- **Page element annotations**
---------------

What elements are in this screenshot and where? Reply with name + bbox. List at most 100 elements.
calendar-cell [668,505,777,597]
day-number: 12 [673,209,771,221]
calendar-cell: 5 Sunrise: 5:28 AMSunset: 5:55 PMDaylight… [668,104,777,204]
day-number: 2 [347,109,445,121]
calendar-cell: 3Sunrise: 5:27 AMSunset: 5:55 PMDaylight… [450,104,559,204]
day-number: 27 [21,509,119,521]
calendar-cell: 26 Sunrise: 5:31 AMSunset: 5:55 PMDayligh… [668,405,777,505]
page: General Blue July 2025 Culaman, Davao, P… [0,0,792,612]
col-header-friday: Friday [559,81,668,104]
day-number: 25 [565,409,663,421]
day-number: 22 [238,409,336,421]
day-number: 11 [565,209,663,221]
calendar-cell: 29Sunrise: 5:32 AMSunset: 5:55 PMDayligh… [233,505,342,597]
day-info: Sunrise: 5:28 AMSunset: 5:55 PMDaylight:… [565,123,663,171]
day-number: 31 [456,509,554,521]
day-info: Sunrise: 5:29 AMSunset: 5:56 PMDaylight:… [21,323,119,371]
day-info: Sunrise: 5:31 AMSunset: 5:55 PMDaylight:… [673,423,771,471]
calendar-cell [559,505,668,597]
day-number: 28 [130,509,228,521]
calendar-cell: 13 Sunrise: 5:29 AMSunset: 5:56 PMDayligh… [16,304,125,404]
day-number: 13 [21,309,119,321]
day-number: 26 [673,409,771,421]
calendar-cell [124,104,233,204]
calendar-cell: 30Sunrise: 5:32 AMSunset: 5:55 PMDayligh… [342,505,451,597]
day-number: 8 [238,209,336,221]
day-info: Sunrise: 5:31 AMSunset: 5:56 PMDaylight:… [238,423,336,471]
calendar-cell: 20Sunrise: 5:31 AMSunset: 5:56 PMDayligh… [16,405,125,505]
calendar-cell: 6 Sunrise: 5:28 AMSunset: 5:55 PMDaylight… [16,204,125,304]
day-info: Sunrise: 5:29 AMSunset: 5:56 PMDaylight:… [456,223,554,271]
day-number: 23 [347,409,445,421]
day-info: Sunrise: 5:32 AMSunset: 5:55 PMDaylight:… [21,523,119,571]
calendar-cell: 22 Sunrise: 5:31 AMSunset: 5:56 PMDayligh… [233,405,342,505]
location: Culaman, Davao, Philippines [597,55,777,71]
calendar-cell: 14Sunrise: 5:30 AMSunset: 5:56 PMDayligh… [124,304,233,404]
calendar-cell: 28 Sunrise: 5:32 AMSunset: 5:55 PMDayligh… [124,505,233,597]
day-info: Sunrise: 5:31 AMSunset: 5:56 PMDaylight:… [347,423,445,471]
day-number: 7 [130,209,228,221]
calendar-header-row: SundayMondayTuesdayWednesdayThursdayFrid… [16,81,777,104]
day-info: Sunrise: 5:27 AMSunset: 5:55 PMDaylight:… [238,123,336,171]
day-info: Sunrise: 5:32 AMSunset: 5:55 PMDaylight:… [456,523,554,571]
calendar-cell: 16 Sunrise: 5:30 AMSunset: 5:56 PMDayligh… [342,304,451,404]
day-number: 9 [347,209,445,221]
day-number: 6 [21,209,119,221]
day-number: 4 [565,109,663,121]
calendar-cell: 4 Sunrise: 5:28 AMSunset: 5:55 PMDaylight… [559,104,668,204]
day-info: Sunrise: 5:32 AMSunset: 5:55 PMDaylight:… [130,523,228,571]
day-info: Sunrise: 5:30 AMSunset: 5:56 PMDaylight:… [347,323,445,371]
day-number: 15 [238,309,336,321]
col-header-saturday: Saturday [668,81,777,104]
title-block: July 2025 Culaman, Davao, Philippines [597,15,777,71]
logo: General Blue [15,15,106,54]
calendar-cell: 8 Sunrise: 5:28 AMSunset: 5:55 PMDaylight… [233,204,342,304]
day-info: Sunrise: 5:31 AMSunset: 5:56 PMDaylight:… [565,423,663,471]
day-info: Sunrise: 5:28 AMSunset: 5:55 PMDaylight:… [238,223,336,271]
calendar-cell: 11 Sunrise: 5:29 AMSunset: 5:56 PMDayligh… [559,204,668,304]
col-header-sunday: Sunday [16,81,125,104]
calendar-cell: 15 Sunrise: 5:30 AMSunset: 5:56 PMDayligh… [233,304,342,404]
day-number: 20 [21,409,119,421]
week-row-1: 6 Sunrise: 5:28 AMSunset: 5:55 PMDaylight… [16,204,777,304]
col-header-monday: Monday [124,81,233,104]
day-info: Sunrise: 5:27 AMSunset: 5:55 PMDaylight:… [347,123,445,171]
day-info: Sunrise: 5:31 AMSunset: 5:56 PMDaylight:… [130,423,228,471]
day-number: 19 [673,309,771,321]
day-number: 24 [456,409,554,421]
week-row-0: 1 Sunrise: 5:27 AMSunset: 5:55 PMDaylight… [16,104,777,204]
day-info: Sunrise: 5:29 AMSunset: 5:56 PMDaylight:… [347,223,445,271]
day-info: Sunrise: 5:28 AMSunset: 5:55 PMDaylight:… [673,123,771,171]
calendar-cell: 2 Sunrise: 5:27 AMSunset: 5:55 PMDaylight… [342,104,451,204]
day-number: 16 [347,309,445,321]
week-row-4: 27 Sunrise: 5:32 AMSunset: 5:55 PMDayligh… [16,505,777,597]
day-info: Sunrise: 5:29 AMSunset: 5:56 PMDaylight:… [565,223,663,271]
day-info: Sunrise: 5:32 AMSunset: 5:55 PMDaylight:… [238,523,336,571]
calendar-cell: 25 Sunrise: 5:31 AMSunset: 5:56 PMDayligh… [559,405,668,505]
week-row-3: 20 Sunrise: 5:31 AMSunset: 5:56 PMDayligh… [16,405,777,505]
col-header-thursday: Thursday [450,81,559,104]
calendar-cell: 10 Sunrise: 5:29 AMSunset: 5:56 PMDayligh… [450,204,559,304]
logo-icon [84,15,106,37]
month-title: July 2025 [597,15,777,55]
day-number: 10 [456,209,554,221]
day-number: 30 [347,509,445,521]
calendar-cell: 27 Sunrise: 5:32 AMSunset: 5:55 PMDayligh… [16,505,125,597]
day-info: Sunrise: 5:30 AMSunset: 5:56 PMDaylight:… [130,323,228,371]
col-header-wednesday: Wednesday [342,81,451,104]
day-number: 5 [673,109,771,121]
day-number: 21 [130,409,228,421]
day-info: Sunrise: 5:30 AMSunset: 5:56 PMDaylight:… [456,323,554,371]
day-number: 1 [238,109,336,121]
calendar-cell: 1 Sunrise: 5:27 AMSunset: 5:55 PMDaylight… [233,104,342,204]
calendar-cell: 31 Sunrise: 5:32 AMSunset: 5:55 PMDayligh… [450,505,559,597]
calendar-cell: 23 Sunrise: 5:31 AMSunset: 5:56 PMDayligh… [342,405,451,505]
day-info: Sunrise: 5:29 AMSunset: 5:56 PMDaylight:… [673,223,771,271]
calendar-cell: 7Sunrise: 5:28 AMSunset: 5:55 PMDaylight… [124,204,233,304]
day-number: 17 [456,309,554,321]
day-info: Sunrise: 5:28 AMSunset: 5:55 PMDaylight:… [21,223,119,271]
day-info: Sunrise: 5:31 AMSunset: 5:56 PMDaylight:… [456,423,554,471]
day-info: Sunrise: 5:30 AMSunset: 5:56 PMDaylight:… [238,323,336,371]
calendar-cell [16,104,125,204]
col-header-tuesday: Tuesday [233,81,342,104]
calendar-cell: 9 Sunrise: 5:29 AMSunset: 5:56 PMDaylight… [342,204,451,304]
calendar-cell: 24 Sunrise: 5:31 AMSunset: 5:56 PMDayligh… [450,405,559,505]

---------------

- **THE PROBLEM**
Update every row by replacing "day-info" with "day-details" wherever it occurs. Leave everything else unchanged.

- **RESULT OF THE TASK**
What elements are in this screenshot and where? Reply with name + bbox. List at most 100 elements.
calendar-cell [668,505,777,597]
day-number: 12 [673,209,771,221]
calendar-cell: 5 Sunrise: 5:28 AMSunset: 5:55 PMDaylight… [668,104,777,204]
day-number: 2 [347,109,445,121]
calendar-cell: 3Sunrise: 5:27 AMSunset: 5:55 PMDaylight… [450,104,559,204]
day-number: 27 [21,509,119,521]
calendar-cell: 26 Sunrise: 5:31 AMSunset: 5:55 PMDayligh… [668,405,777,505]
page: General Blue July 2025 Culaman, Davao, P… [0,0,792,612]
col-header-friday: Friday [559,81,668,104]
day-number: 25 [565,409,663,421]
day-number: 22 [238,409,336,421]
day-number: 11 [565,209,663,221]
calendar-cell: 29Sunrise: 5:32 AMSunset: 5:55 PMDayligh… [233,505,342,597]
day-details: Sunrise: 5:28 AMSunset: 5:55 PMDaylight:… [565,123,663,171]
day-number: 31 [456,509,554,521]
day-details: Sunrise: 5:29 AMSunset: 5:56 PMDaylight:… [21,323,119,371]
day-details: Sunrise: 5:31 AMSunset: 5:55 PMDaylight:… [673,423,771,471]
calendar-cell [559,505,668,597]
day-number: 28 [130,509,228,521]
calendar-cell: 13 Sunrise: 5:29 AMSunset: 5:56 PMDayligh… [16,304,125,404]
day-number: 13 [21,309,119,321]
day-number: 26 [673,409,771,421]
calendar-cell [124,104,233,204]
calendar-cell: 30Sunrise: 5:32 AMSunset: 5:55 PMDayligh… [342,505,451,597]
day-number: 8 [238,209,336,221]
day-details: Sunrise: 5:31 AMSunset: 5:56 PMDaylight:… [238,423,336,471]
calendar-cell: 20Sunrise: 5:31 AMSunset: 5:56 PMDayligh… [16,405,125,505]
calendar-cell: 6 Sunrise: 5:28 AMSunset: 5:55 PMDaylight… [16,204,125,304]
day-details: Sunrise: 5:29 AMSunset: 5:56 PMDaylight:… [456,223,554,271]
day-number: 23 [347,409,445,421]
day-details: Sunrise: 5:32 AMSunset: 5:55 PMDaylight:… [21,523,119,571]
calendar-cell: 22 Sunrise: 5:31 AMSunset: 5:56 PMDayligh… [233,405,342,505]
location: Culaman, Davao, Philippines [597,55,777,71]
calendar-cell: 14Sunrise: 5:30 AMSunset: 5:56 PMDayligh… [124,304,233,404]
calendar-cell: 28 Sunrise: 5:32 AMSunset: 5:55 PMDayligh… [124,505,233,597]
day-details: Sunrise: 5:31 AMSunset: 5:56 PMDaylight:… [347,423,445,471]
day-number: 7 [130,209,228,221]
calendar-header-row: SundayMondayTuesdayWednesdayThursdayFrid… [16,81,777,104]
day-details: Sunrise: 5:27 AMSunset: 5:55 PMDaylight:… [238,123,336,171]
day-details: Sunrise: 5:32 AMSunset: 5:55 PMDaylight:… [456,523,554,571]
calendar-cell: 16 Sunrise: 5:30 AMSunset: 5:56 PMDayligh… [342,304,451,404]
day-number: 9 [347,209,445,221]
day-number: 6 [21,209,119,221]
day-number: 4 [565,109,663,121]
calendar-cell: 4 Sunrise: 5:28 AMSunset: 5:55 PMDaylight… [559,104,668,204]
day-details: Sunrise: 5:32 AMSunset: 5:55 PMDaylight:… [130,523,228,571]
day-details: Sunrise: 5:30 AMSunset: 5:56 PMDaylight:… [347,323,445,371]
day-number: 15 [238,309,336,321]
col-header-saturday: Saturday [668,81,777,104]
title-block: July 2025 Culaman, Davao, Philippines [597,15,777,71]
logo: General Blue [15,15,106,54]
calendar-cell: 8 Sunrise: 5:28 AMSunset: 5:55 PMDaylight… [233,204,342,304]
day-details: Sunrise: 5:31 AMSunset: 5:56 PMDaylight:… [565,423,663,471]
day-details: Sunrise: 5:28 AMSunset: 5:55 PMDaylight:… [238,223,336,271]
calendar-cell: 11 Sunrise: 5:29 AMSunset: 5:56 PMDayligh… [559,204,668,304]
col-header-sunday: Sunday [16,81,125,104]
calendar-cell: 15 Sunrise: 5:30 AMSunset: 5:56 PMDayligh… [233,304,342,404]
day-number: 20 [21,409,119,421]
week-row-1: 6 Sunrise: 5:28 AMSunset: 5:55 PMDaylight… [16,204,777,304]
col-header-monday: Monday [124,81,233,104]
day-details: Sunrise: 5:27 AMSunset: 5:55 PMDaylight:… [347,123,445,171]
day-details: Sunrise: 5:31 AMSunset: 5:56 PMDaylight:… [130,423,228,471]
day-number: 19 [673,309,771,321]
day-number: 24 [456,409,554,421]
week-row-0: 1 Sunrise: 5:27 AMSunset: 5:55 PMDaylight… [16,104,777,204]
day-details: Sunrise: 5:29 AMSunset: 5:56 PMDaylight:… [347,223,445,271]
day-details: Sunrise: 5:28 AMSunset: 5:55 PMDaylight:… [673,123,771,171]
calendar-cell: 2 Sunrise: 5:27 AMSunset: 5:55 PMDaylight… [342,104,451,204]
day-number: 16 [347,309,445,321]
week-row-4: 27 Sunrise: 5:32 AMSunset: 5:55 PMDayligh… [16,505,777,597]
day-details: Sunrise: 5:29 AMSunset: 5:56 PMDaylight:… [565,223,663,271]
day-details: Sunrise: 5:32 AMSunset: 5:55 PMDaylight:… [238,523,336,571]
calendar-cell: 25 Sunrise: 5:31 AMSunset: 5:56 PMDayligh… [559,405,668,505]
week-row-3: 20 Sunrise: 5:31 AMSunset: 5:56 PMDayligh… [16,405,777,505]
col-header-thursday: Thursday [450,81,559,104]
calendar-cell: 10 Sunrise: 5:29 AMSunset: 5:56 PMDayligh… [450,204,559,304]
logo-icon [84,15,106,37]
month-title: July 2025 [597,15,777,55]
day-number: 10 [456,209,554,221]
day-number: 30 [347,509,445,521]
calendar-cell: 27 Sunrise: 5:32 AMSunset: 5:55 PMDayligh… [16,505,125,597]
day-details: Sunrise: 5:30 AMSunset: 5:56 PMDaylight:… [130,323,228,371]
col-header-wednesday: Wednesday [342,81,451,104]
day-number: 5 [673,109,771,121]
day-number: 21 [130,409,228,421]
day-details: Sunrise: 5:30 AMSunset: 5:56 PMDaylight:… [456,323,554,371]
day-number: 1 [238,109,336,121]
calendar-cell: 1 Sunrise: 5:27 AMSunset: 5:55 PMDaylight… [233,104,342,204]
calendar-cell: 31 Sunrise: 5:32 AMSunset: 5:55 PMDayligh… [450,505,559,597]
calendar-cell: 23 Sunrise: 5:31 AMSunset: 5:56 PMDayligh… [342,405,451,505]
day-details: Sunrise: 5:29 AMSunset: 5:56 PMDaylight:… [673,223,771,271]
calendar-cell: 7Sunrise: 5:28 AMSunset: 5:55 PMDaylight… [124,204,233,304]
day-number: 17 [456,309,554,321]
day-details: Sunrise: 5:28 AMSunset: 5:55 PMDaylight:… [21,223,119,271]
day-details: Sunrise: 5:31 AMSunset: 5:56 PMDaylight:… [456,423,554,471]
day-details: Sunrise: 5:30 AMSunset: 5:56 PMDaylight:… [238,323,336,371]
calendar-cell [16,104,125,204]
col-header-tuesday: Tuesday [233,81,342,104]
calendar-cell: 9 Sunrise: 5:29 AMSunset: 5:56 PMDaylight… [342,204,451,304]
calendar-cell: 24 Sunrise: 5:31 AMSunset: 5:56 PMDayligh… [450,405,559,505]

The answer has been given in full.